(Records for the exercise):
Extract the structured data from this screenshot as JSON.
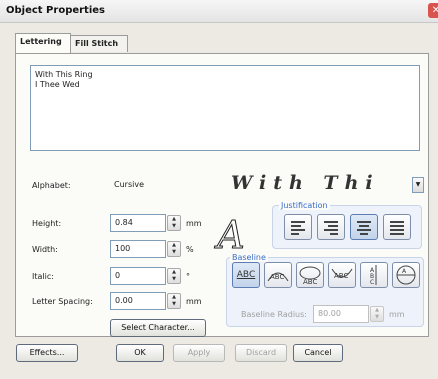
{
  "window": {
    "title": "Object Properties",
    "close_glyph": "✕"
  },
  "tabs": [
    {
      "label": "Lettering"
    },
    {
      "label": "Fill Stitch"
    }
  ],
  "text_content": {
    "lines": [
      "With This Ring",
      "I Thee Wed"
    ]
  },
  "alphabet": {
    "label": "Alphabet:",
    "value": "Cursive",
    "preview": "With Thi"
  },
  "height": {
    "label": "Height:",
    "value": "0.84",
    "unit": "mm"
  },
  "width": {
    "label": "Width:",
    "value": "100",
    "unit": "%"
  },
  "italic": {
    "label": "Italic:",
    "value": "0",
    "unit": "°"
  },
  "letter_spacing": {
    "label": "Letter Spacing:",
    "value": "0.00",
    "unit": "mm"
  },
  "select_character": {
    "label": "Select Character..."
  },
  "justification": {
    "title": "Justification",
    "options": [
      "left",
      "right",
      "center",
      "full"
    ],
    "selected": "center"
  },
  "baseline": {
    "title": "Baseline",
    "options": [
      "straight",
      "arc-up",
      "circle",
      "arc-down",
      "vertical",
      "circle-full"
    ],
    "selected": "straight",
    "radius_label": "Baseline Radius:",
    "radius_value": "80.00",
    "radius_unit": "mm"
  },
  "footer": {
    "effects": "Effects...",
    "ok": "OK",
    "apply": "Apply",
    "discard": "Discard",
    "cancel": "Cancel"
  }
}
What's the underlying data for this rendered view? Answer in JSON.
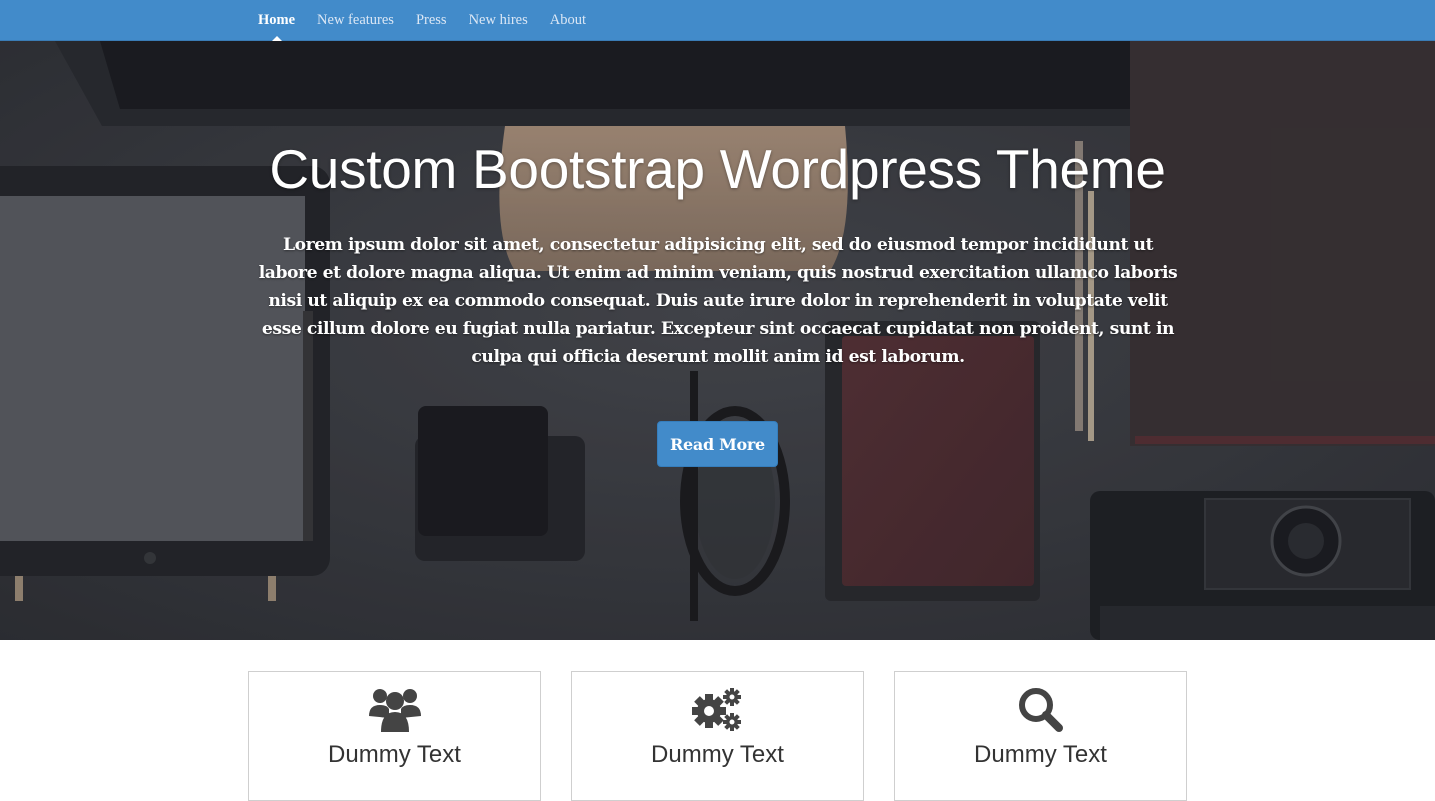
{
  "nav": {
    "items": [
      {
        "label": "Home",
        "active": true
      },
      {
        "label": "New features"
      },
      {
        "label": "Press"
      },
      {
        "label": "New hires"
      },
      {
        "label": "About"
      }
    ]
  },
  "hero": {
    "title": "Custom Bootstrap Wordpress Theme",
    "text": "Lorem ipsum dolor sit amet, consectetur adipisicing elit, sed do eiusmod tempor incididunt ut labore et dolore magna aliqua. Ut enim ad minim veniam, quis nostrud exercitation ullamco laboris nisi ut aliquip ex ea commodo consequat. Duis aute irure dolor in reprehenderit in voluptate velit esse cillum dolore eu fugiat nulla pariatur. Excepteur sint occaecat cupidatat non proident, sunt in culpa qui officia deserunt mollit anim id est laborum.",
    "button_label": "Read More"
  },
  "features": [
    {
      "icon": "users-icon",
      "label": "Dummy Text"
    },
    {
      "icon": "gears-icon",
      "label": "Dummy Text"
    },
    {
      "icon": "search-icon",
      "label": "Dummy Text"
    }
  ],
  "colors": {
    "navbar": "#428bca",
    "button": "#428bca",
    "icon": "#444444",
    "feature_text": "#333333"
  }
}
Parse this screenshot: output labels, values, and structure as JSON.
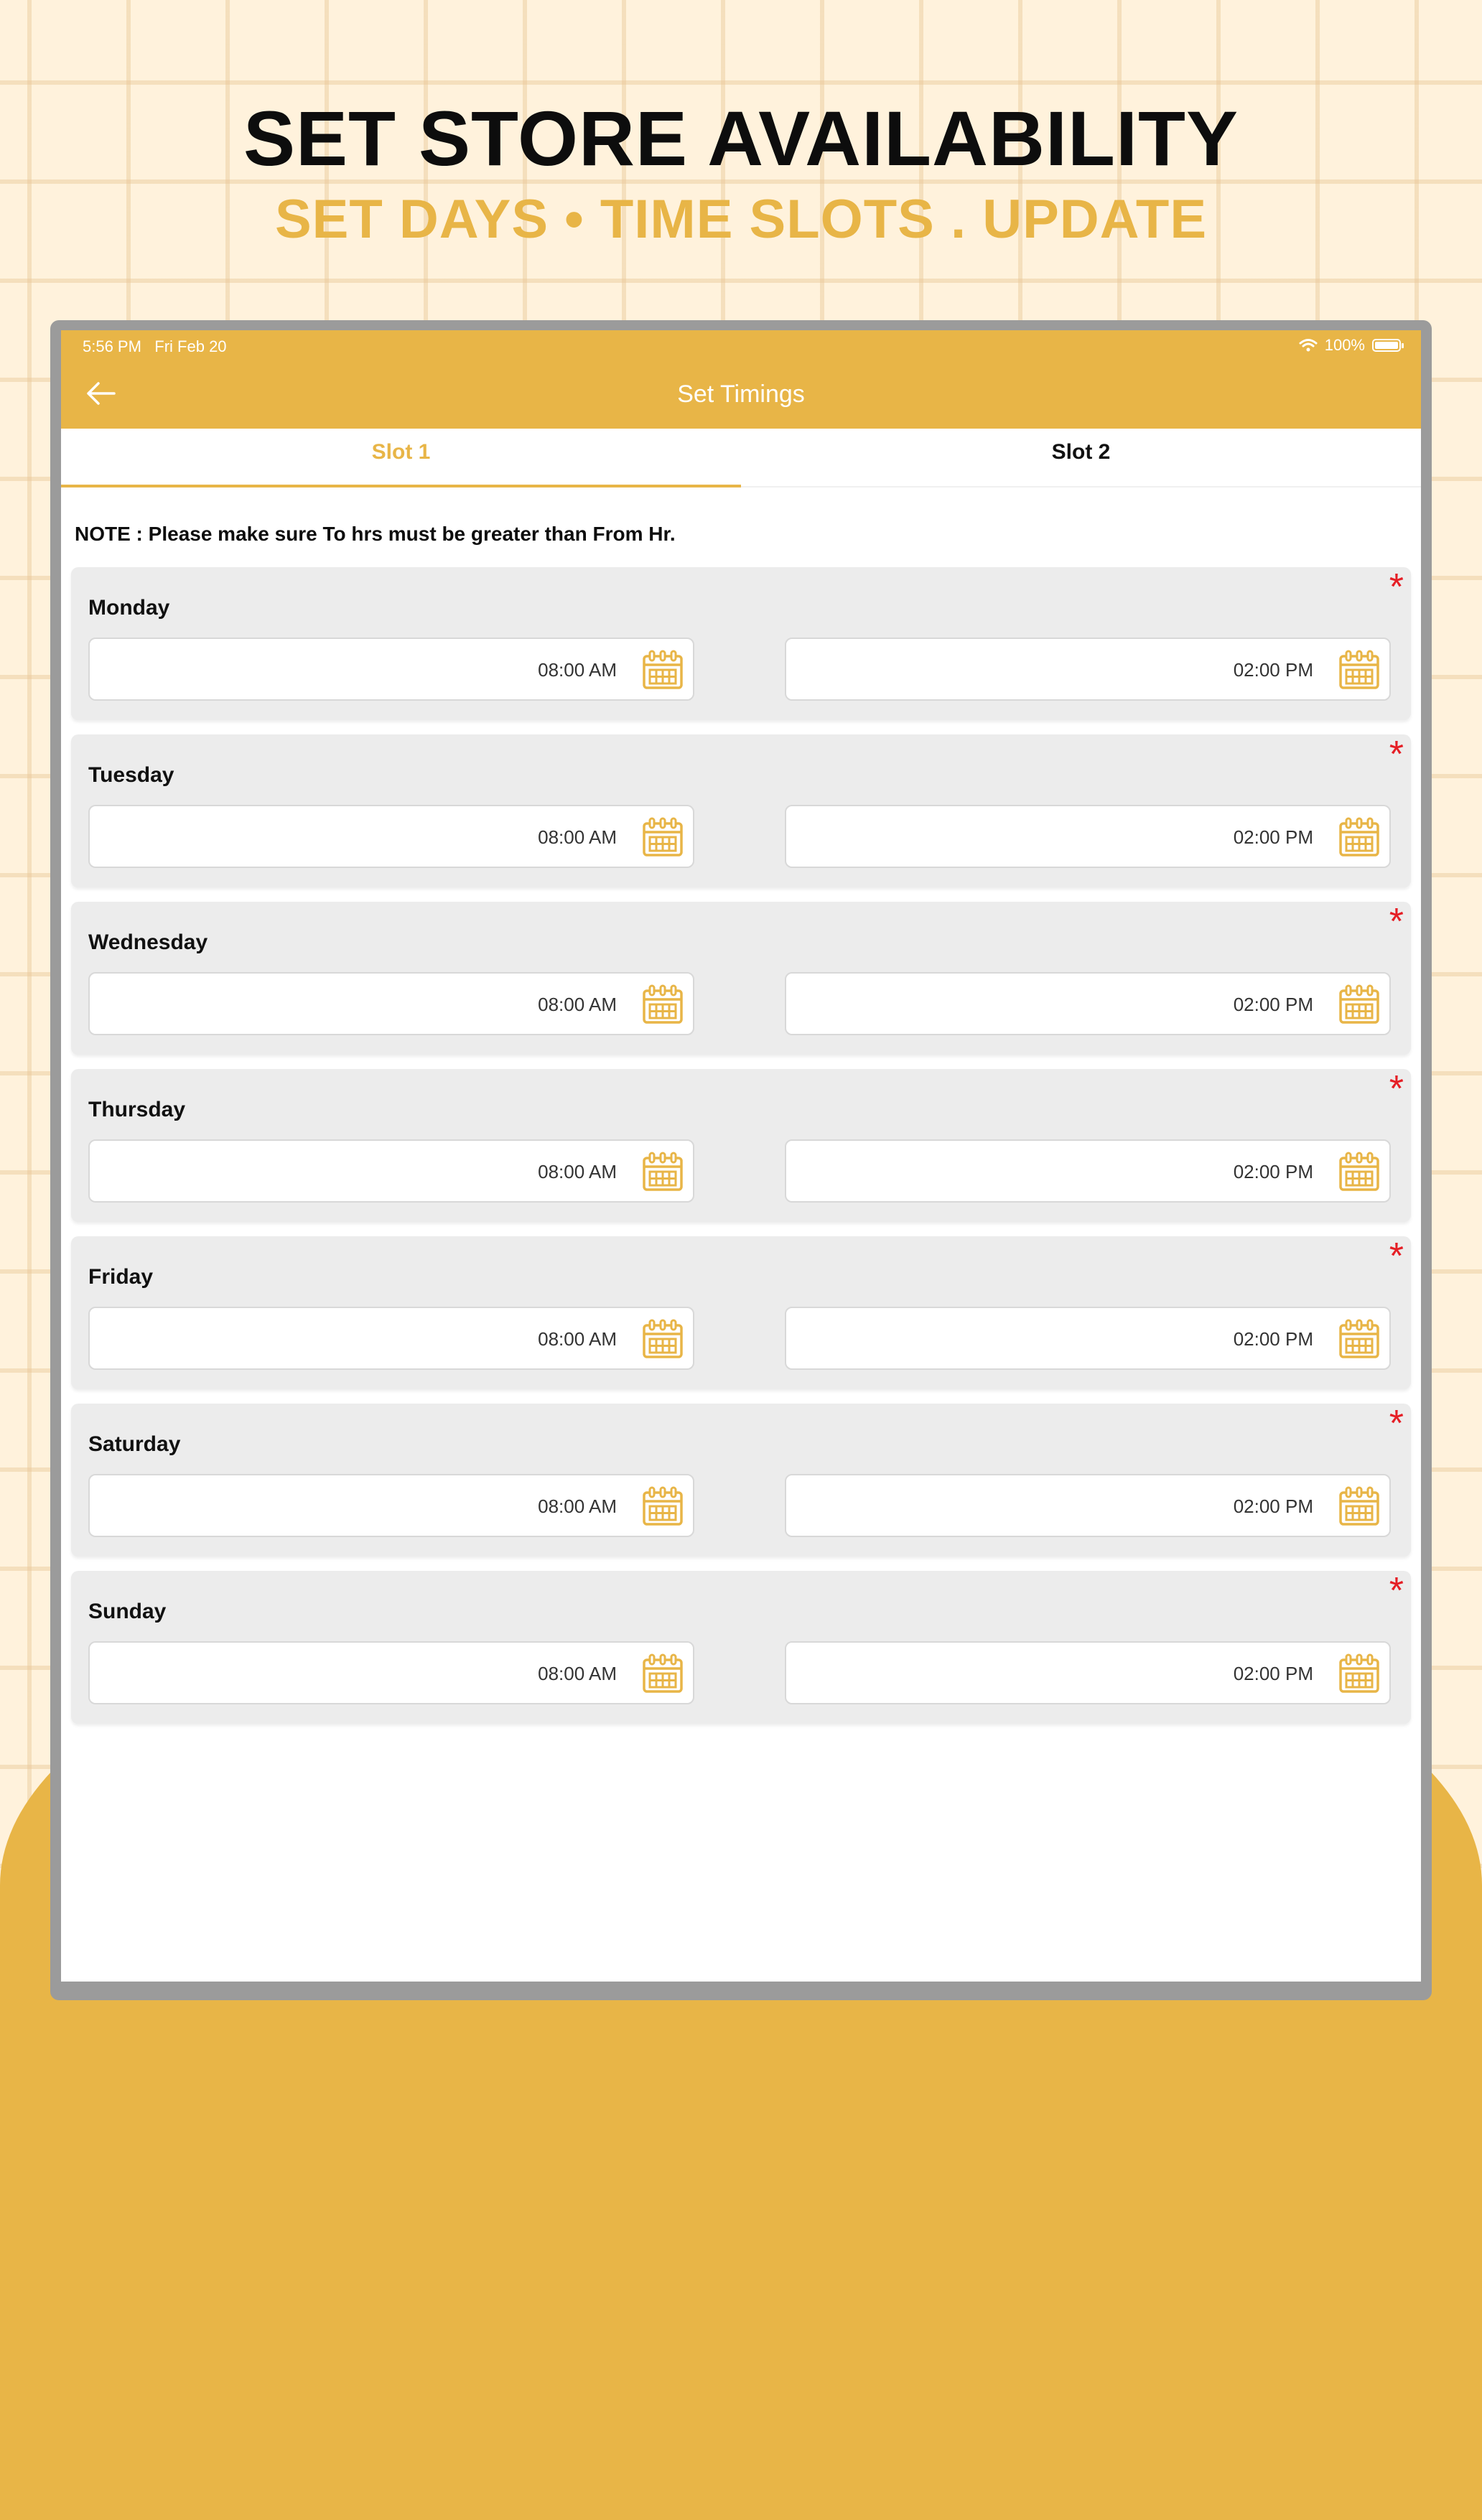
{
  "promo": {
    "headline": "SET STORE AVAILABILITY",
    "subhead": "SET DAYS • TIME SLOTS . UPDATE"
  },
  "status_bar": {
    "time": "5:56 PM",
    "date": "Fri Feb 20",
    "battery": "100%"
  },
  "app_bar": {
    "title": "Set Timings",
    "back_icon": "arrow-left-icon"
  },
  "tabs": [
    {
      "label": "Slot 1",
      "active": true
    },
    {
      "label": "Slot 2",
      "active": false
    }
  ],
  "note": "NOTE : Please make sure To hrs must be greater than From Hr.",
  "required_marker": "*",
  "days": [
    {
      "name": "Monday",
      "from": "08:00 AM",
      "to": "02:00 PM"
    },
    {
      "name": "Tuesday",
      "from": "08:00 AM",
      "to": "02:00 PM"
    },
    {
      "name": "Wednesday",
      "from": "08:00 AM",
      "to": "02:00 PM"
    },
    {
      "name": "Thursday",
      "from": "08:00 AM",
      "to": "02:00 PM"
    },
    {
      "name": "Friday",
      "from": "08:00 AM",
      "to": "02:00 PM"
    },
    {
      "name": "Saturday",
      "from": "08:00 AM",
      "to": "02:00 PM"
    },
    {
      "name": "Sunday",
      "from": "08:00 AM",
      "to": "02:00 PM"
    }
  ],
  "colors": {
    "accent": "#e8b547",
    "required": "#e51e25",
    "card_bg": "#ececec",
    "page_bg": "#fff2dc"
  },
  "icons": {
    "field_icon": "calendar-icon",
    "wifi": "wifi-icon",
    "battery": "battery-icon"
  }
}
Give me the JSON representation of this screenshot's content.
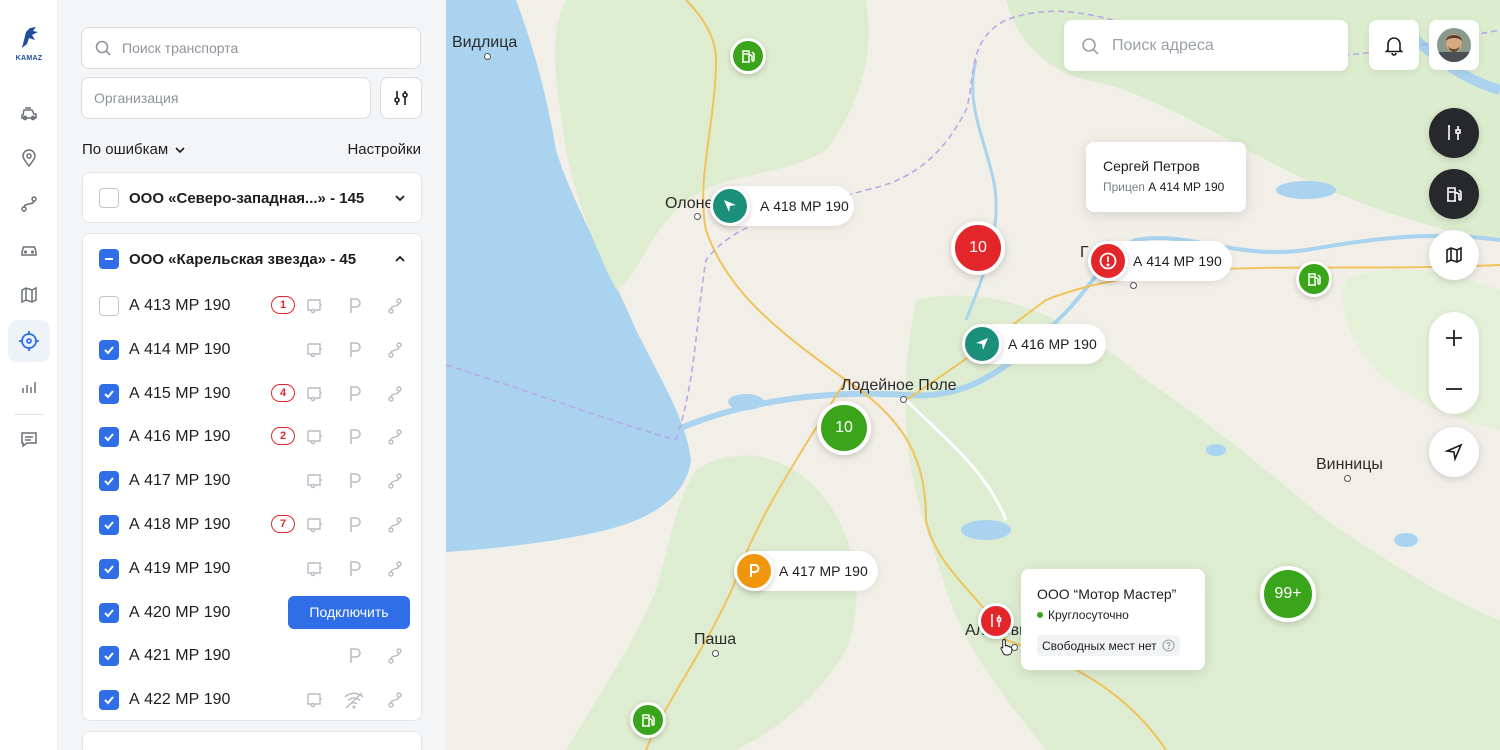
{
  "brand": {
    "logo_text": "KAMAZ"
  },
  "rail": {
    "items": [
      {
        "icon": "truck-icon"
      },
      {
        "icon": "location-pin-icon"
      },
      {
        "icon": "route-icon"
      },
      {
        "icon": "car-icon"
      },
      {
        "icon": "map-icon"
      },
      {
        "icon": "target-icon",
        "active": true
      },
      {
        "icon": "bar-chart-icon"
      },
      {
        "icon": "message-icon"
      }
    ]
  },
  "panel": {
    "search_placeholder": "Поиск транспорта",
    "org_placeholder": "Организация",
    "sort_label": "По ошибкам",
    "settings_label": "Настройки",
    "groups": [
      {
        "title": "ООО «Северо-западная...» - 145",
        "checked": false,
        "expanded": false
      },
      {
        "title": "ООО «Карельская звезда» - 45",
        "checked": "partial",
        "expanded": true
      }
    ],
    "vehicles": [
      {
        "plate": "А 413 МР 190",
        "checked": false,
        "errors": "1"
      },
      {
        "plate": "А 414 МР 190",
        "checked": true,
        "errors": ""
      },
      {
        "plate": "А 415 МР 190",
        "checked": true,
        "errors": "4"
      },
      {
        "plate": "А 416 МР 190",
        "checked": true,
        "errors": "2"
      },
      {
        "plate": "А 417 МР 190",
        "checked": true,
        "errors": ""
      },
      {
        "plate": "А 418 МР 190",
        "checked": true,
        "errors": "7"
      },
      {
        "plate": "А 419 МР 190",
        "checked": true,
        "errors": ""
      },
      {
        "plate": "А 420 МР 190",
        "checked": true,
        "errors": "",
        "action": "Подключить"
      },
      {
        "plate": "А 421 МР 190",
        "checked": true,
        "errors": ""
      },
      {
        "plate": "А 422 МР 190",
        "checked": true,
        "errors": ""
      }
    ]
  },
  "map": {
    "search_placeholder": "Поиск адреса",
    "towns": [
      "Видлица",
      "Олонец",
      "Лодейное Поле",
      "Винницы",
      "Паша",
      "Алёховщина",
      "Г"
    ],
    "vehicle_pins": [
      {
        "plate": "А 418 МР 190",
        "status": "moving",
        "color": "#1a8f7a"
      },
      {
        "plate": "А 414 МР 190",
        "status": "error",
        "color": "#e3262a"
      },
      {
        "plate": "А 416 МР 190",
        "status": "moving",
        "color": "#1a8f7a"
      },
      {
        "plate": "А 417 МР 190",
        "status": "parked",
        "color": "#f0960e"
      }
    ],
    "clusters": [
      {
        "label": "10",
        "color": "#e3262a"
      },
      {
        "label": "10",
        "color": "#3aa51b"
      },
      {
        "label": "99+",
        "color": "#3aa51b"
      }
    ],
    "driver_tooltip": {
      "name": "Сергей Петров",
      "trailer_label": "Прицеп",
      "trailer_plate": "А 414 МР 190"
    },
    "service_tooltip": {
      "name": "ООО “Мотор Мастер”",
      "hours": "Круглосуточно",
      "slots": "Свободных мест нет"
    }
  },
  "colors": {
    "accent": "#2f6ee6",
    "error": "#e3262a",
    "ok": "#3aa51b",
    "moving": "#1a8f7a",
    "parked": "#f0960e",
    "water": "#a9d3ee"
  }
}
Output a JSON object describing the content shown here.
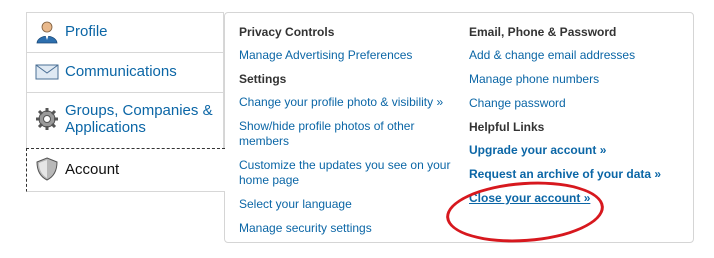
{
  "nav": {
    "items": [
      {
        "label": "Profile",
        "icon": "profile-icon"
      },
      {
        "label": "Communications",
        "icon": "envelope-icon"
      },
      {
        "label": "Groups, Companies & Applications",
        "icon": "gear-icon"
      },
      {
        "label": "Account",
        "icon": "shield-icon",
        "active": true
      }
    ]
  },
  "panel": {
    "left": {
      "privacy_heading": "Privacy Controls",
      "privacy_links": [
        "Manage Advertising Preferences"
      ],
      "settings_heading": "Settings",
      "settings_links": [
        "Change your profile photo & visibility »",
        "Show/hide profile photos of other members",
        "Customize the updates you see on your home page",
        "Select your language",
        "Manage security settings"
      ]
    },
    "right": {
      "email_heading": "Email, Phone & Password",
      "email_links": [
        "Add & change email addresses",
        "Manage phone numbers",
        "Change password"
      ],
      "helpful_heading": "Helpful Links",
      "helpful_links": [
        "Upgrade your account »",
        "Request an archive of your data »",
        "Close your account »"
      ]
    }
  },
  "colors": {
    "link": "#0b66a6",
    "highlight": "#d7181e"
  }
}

(Goal): Pick out each line in the material containing "Manage".

(Final answer):
        "Manage Advertising Preferences"
        "Manage security settings"
        "Manage phone numbers",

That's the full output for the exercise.